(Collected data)

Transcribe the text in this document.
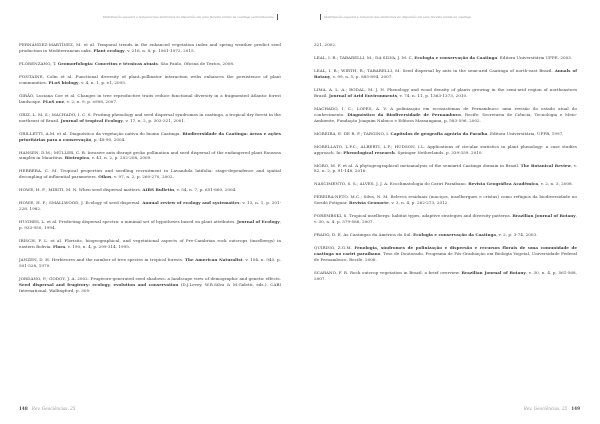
Distribuição espacial e temporal das sindromes de dispersão em uma floresta úmida na caatinga pernambucana
FERNÁNDEZ-MARTÍNEZ, M. et al. Temporal trends in the enhanced vegetation index and spring weather predict seed production in Mediterranean oaks. Plant ecology, v. 216, n. 8, p. 1061-1072, 2015.
FLORENZANO, T. Geomorfologia: Conceitos e técnicas atuais. São Paulo, Oficina de Textos, 2008.
FONTAINE, Colin et al. Functional diversity of plant–pollinator interaction webs enhances the persistence of plant communities. PLoS biology, v. 4, n. 1, p. e1, 2005.
GIRÃO, Luciana Coe et al. Changes in tree reproductive traits reduce functional diversity in a fragmented Atlantic forest landscape. PLoS one, v. 2, n. 9, p. e908, 2007.
GRIZ, L. M. S.; MACHADO, I. C. S. Fruiting phenology and seed dispersal syndromes in caatinga, a tropical dry forest in the northeast of Brazil. Journal of tropical Ecology, v. 17, n. 2, p. 303-321, 2001.
GRILLETTI, A.M. et al. Diagnóstico da vegetação nativa do bioma Caatinga. Biodiversidade da Caatinga: áreas e ações prioritárias para a conservação, p. 48-90, 2004.
HANSEN, D.M.; MÜLLER, C. B. Invasive ants disrupt gecko pollination and seed dispersal of the endangered plant Roussea simplex in Mauritius. Biotropica, v. 41, n. 2, p. 202-208, 2009.
HERRERA, C. M. Tropical properties and seedling recruitment in Lavandula latifolia: stage-dependence and spatial decoupling of influential parameters. Oikos, v. 97, n. 2, p. 260-270, 2002.
HOWE, H. F.; MIRITI, M. N. When seed dispersal matters. AIBS Bulletin, v. 54, n. 7, p. 651-660, 2004.
HOWE, H. F.; SMALLWOOD, J. Ecology of seed dispersal. Annual review of ecology and systematics, v. 13, n. 1, p. 201-228, 1982.
HUGHES, L. et al. Predicting dispersal spectra: a minimal set of hypotheses based on plant attributes. Journal of Ecology, p. 933-950, 1994.
IBISCH, P. L. et al. Floristic, biogeographical, and vegetational aspects of Pre-Cambrian rock outcrops (inselbergs) in eastern Bolivia. Flora, v. 190, n. 4, p. 299-314, 1995.
JANZEN, D. H. Herbivores and the number of tree species in tropical forests. The American Naturalist, v. 104, n. 940, p. 501-528, 1970.
JORDANO, P.; GODOY, J. A. 2002. Frugivore-generated seed shadows: a landscape view of demographic and genetic effects. Seed dispersal and frugivory: ecology, evolution and conservation (D.J.Levey, W.R.Silva & M.Galetti, eds.). CABI International, Wallingford, p. 305-
148 Rev. Geociências, 25
Distribuição espacial e temporal das sindromes de dispersão em uma floresta úmida na caatinga
321, 2002.
LEAL, I. R.; TABARELLI, M.; DA SILVA, J. M. C. Ecologia e conservação da Caatinga. Editora Universitária UFPE, 2003.
LEAL, I. R.; WIRTH, R.; TABARELLI, M. Seed dispersal by ants in the semi-arid Caatinga of north-east Brazil. Annals of Botany, v. 99, n. 5, p. 885-894, 2007.
LIMA, A. L. A.; RODAL, M. J. N. Phenology and wood density of plants growing in the semi-arid region of northeastern Brazil. Journal of Arid Environments, v. 74, n. 11, p. 1363-1373, 2010.
MACHADO, I. C.; LOPES, A. V. A polinização em ecossistemas de Pernambuco: uma revisão do estado atual do conhecimento. Diagnóstico da Biodiversidade de Pernambuco. Recife: Secretaria de Ciência, Tecnologia e Meio-Ambiente, Fundação Joaquim Nabuco e Editora Massangana, p. 583-596, 2002.
MOREIRA, E. DE R. F.; TARGINO, I. Capítulos de geografia agrária da Paraíba. Editora Universitária, UFPB, 1997.
MORELLATO, L.P.C.; ALBERTI, L.F.; HUDSON, I.L. Applications of circular statistics in plant phenology: a case studies approach. In: Phenological research. Springer Netherlands. p. 339-359. 2010.
MORO, M. F. et al. A phytogeographical metaanalysis of the semiarid Caatinga domain in Brazil. The Botanical Review, v. 82, n. 2, p. 91-148, 2016.
NASCIMENTO, S. S.; ALVES, J. J. A. Ecoclimatologia do Cariri Paraibano. Revista Geográfica Acadêmica, v. 2, n. 3, 2008.
PEREIRA-NETO, M.C.; Silva, N. M. Relevos residuais (maciços, inselbergues e cristas) como refúgios da biodiversidade no Seridó Potiguar. Revista Geonorte, v. 3, n. 4, p. 262-273, 2012.
POREMBSKI, S. Tropical inselbergs: habitat types, adaptive strategies and diversity patterns. Brazilian Journal of Botany, v. 30, n. 4, p. 579-586, 2007.
PRADO, D. E. As Caatingas da América do Sul. Ecologia e conservação da Caatinga, v. 2, p. 3-74, 2003.
QUIRINO, Z.G.M. Fenologia, síndromes de polinização e dispersão e recursos florais de uma comunidade de caatinga no cariri paraibano. Tese de Doutorado. Programa de Pós-Graduação em Biologia Vegetal, Universidade Federal de Pernambuco, Recife. 2006.
SCARANO, F. R. Rock outcrop vegetation in Brazil: a brief overview. Brazilian Journal of Botany, v. 30, n. 4, p. 561-568, 2007.
Rev. Geociências, 25 149
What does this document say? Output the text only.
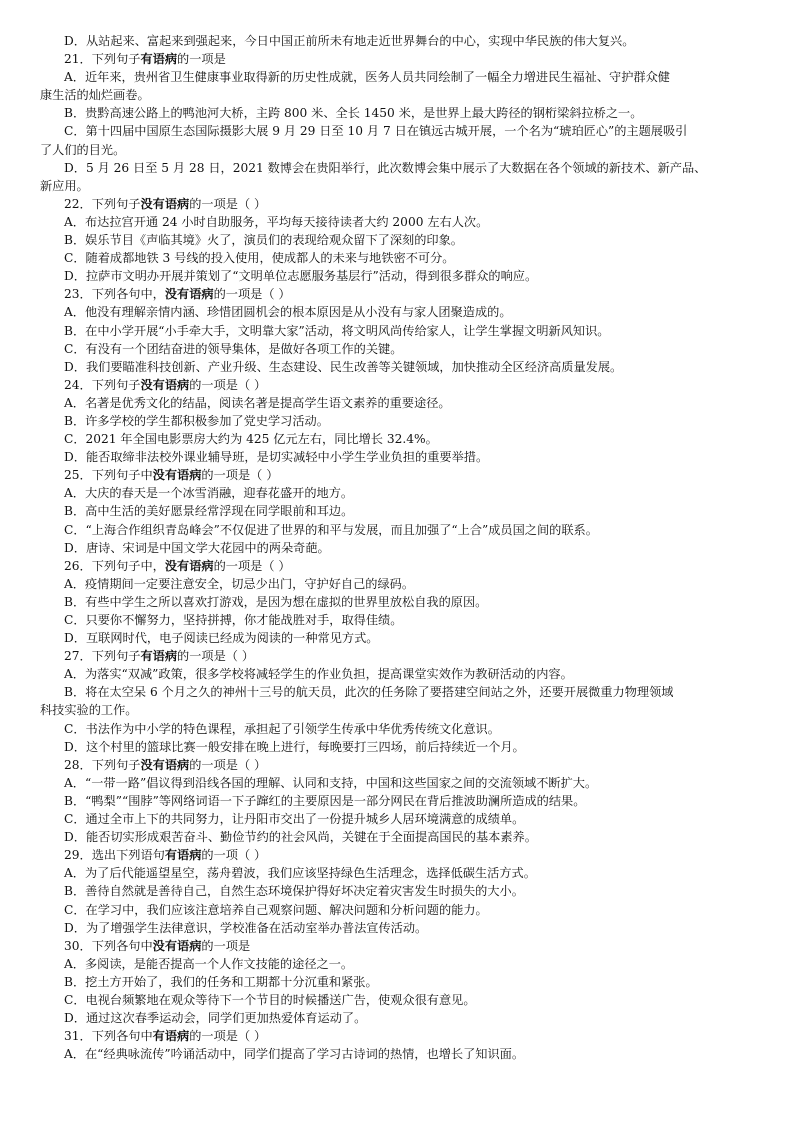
D．从站起来、富起来到强起来，今日中国正前所未有地走近世界舞台的中心，实现中华民族的伟大复兴。

21．下列句子有语病的一项是

A．近年来，贵州省卫生健康事业取得新的历史性成就，医务人员共同绘制了一幅全力增进民生福祉、守护群众健

康生活的灿烂画卷。

B．贵黔高速公路上的鸭池河大桥，主跨 800 米、全长 1450 米，是世界上最大跨径的钢桁梁斜拉桥之一。

C．第十四届中国原生态国际摄影大展 9 月 29 日至 10 月 7 日在镇远古城开展，一个名为“琥珀匠心”的主题展吸引

了人们的目光。

D．5 月 26 日至 5 月 28 日，2021 数博会在贵阳举行，此次数博会集中展示了大数据在各个领域的新技术、新产品、

新应用。

22．下列句子没有语病的一项是（ ）

A．布达拉宫开通 24 小时自助服务，平均每天接待读者大约 2000 左右人次。

B．娱乐节目《声临其境》火了，演员们的表现给观众留下了深刻的印象。

C．随着成都地铁 3 号线的投入使用，使成都人的未来与地铁密不可分。

D．拉萨市文明办开展并策划了“文明单位志愿服务基层行”活动，得到很多群众的响应。

23．下列各句中，没有语病的一项是（ ）

A．他没有理解亲情内涵、珍惜团圆机会的根本原因是从小没有与家人团聚造成的。

B．在中小学开展“小手牵大手，文明靠大家”活动，将文明风尚传给家人，让学生掌握文明新风知识。

C．有没有一个团结奋进的领导集体，是做好各项工作的关键。

D．我们要瞄准科技创新、产业升级、生态建设、民生改善等关键领域，加快推动全区经济高质量发展。

24．下列句子没有语病的一项是（ ）

A．名著是优秀文化的结晶，阅读名著是提高学生语文素养的重要途径。

B．许多学校的学生都积极参加了党史学习活动。

C．2021 年全国电影票房大约为 425 亿元左右，同比增长 32.4%。

D．能否取缔非法校外课业辅导班，是切实减轻中小学生学业负担的重要举措。

25．下列句子中没有语病的一项是（ ）

A．大庆的春天是一个冰雪消融，迎春花盛开的地方。

B．高中生活的美好愿景经常浮现在同学眼前和耳边。

C．“上海合作组织青岛峰会”不仅促进了世界的和平与发展，而且加强了“上合”成员国之间的联系。

D．唐诗、宋词是中国文学大花园中的两朵奇葩。

26．下列句子中，没有语病的一项是（ ）

A．疫情期间一定要注意安全，切忌少出门，守护好自己的绿码。

B．有些中学生之所以喜欢打游戏，是因为想在虚拟的世界里放松自我的原因。

C．只要你不懈努力，坚持拼搏，你才能战胜对手，取得佳绩。

D．互联网时代，电子阅读已经成为阅读的一种常见方式。

27．下列句子有语病的一项是（ ）

A．为落实“双减”政策，很多学校将减轻学生的作业负担，提高课堂实效作为教研活动的内容。

B．将在太空呆 6 个月之久的神州十三号的航天员，此次的任务除了要搭建空间站之外，还要开展微重力物理领域

科技实验的工作。

C．书法作为中小学的特色课程，承担起了引领学生传承中华优秀传统文化意识。

D．这个村里的篮球比赛一般安排在晚上进行，每晚要打三四场，前后持续近一个月。

28．下列句子没有语病的一项是（ ）

A．“一带一路”倡议得到沿线各国的理解、认同和支持，中国和这些国家之间的交流领域不断扩大。

B．“鸭梨”“围脖”等网络词语一下子蹿红的主要原因是一部分网民在背后推波助澜所造成的结果。

C．通过全市上下的共同努力，让丹阳市交出了一份提升城乡人居环境满意的成绩单。

D．能否切实形成艰苦奋斗、勤俭节约的社会风尚，关键在于全面提高国民的基本素养。

29．选出下列语句有语病的一项（ ）

A．为了后代能遥望星空，荡舟碧波，我们应该坚持绿色生活理念，选择低碳生活方式。

B．善待自然就是善待自己，自然生态环境保护得好坏决定着灾害发生时损失的大小。

C．在学习中，我们应该注意培养自己观察问题、解决问题和分析问题的能力。

D．为了增强学生法律意识，学校准备在活动室举办普法宣传活动。

30．下列各句中没有语病的一项是

A．多阅读，是能否提高一个人作文技能的途径之一。

B．挖土方开始了，我们的任务和工期都十分沉重和紧张。

C．电视台频繁地在观众等待下一个节目的时候播送广告，使观众很有意见。

D．通过这次春季运动会，同学们更加热爱体育运动了。

31．下列各句中有语病的一项是（ ）

A．在“经典咏流传”吟诵活动中，同学们提高了学习古诗词的热情，也增长了知识面。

SHORT TASK:
Pick out and copy the lines of the entries that hold the string "LEAL".

SOLUTION TO THIS TASK:
LEAL, I. R.; TABARELLI, M.; DA SILVA, J. M. C. Ecologia e conservação da Caatinga. Editora Universitária UFPE, 2003.
LEAL, I. R.; WIRTH, R.; TABARELLI, M. Seed dispersal by ants in the semi-arid Caatinga of north-east Brazil. Annals of Botany, v. 99, n. 5, p. 885-894, 2007.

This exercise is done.